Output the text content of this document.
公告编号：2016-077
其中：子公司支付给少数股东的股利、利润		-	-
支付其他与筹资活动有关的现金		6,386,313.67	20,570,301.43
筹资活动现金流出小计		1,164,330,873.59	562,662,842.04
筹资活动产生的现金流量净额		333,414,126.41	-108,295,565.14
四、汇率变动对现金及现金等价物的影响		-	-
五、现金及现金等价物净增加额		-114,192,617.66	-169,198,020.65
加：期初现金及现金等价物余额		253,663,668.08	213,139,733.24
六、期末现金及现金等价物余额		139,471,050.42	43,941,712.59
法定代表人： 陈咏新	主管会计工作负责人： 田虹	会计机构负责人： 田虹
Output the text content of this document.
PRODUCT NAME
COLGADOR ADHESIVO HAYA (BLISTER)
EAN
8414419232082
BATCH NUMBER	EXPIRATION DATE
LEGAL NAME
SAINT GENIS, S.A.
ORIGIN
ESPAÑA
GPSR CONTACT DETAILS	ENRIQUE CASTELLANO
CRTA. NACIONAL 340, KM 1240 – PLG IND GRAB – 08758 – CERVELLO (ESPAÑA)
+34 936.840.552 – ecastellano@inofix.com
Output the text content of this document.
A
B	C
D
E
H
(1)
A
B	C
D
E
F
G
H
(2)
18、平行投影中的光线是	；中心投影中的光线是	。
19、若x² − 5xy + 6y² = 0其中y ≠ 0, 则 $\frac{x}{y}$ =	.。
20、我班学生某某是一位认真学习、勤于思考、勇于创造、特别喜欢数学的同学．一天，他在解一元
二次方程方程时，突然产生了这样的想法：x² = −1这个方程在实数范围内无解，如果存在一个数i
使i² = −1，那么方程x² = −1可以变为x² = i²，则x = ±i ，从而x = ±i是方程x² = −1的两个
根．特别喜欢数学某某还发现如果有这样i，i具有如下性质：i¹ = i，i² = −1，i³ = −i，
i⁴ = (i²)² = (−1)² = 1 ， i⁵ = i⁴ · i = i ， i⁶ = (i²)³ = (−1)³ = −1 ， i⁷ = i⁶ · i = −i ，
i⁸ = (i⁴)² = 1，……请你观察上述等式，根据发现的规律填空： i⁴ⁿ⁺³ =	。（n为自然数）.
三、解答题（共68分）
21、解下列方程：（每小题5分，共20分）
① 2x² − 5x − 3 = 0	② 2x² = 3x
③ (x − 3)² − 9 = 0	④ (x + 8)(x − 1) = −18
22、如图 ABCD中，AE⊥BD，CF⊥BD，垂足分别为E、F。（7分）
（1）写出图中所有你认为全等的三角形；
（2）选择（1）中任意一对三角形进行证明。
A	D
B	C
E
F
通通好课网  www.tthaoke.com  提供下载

• • • • • • •

TASK> Return every entry verbatim.

RESULT BELOW>
Output the text content of this document.
公告编号：2016-077
其中：子公司支付给少数股东的股利、利润		-	-
支付其他与筹资活动有关的现金		6,386,313.67	20,570,301.43
筹资活动现金流出小计		1,164,330,873.59	562,662,842.04
筹资活动产生的现金流量净额		333,414,126.41	-108,295,565.14
四、汇率变动对现金及现金等价物的影响		-	-
五、现金及现金等价物净增加额		-114,192,617.66	-169,198,020.65
加：期初现金及现金等价物余额		253,663,668.08	213,139,733.24
六、期末现金及现金等价物余额		139,471,050.42	43,941,712.59
法定代表人： 陈咏新	主管会计工作负责人： 田虹	会计机构负责人： 田虹
Output the text content of this document.
PRODUCT NAME
COLGADOR ADHESIVO HAYA (BLISTER)
EAN
8414419232082
BATCH NUMBER	EXPIRATION DATE
LEGAL NAME
SAINT GENIS, S.A.
ORIGIN
ESPAÑA
GPSR CONTACT DETAILS	ENRIQUE CASTELLANO
CRTA. NACIONAL 340, KM 1240 – PLG IND GRAB – 08758 – CERVELLO (ESPAÑA)
+34 936.840.552 – ecastellano@inofix.com
Output the text content of this document.
A
B	C
D
E
H
(1)
A
B	C
D
E
F
G
H
(2)
18、平行投影中的光线是	；中心投影中的光线是	。
19、若x² − 5xy + 6y² = 0其中y ≠ 0, 则 $\frac{x}{y}$ =	.。
20、我班学生某某是一位认真学习、勤于思考、勇于创造、特别喜欢数学的同学．一天，他在解一元
二次方程方程时，突然产生了这样的想法：x² = −1这个方程在实数范围内无解，如果存在一个数i
使i² = −1，那么方程x² = −1可以变为x² = i²，则x = ±i ，从而x = ±i是方程x² = −1的两个
根．特别喜欢数学某某还发现如果有这样i，i具有如下性质：i¹ = i，i² = −1，i³ = −i，
i⁴ = (i²)² = (−1)² = 1 ， i⁵ = i⁴ · i = i ， i⁶ = (i²)³ = (−1)³ = −1 ， i⁷ = i⁶ · i = −i ，
i⁸ = (i⁴)² = 1，……请你观察上述等式，根据发现的规律填空： i⁴ⁿ⁺³ =	。（n为自然数）.
三、解答题（共68分）
21、解下列方程：（每小题5分，共20分）
① 2x² − 5x − 3 = 0	② 2x² = 3x
③ (x − 3)² − 9 = 0	④ (x + 8)(x − 1) = −18
22、如图 ABCD中，AE⊥BD，CF⊥BD，垂足分别为E、F。（7分）
（1）写出图中所有你认为全等的三角形；
（2）选择（1）中任意一对三角形进行证明。
A	D
B	C
E
F
通通好课网  www.tthaoke.com  提供下载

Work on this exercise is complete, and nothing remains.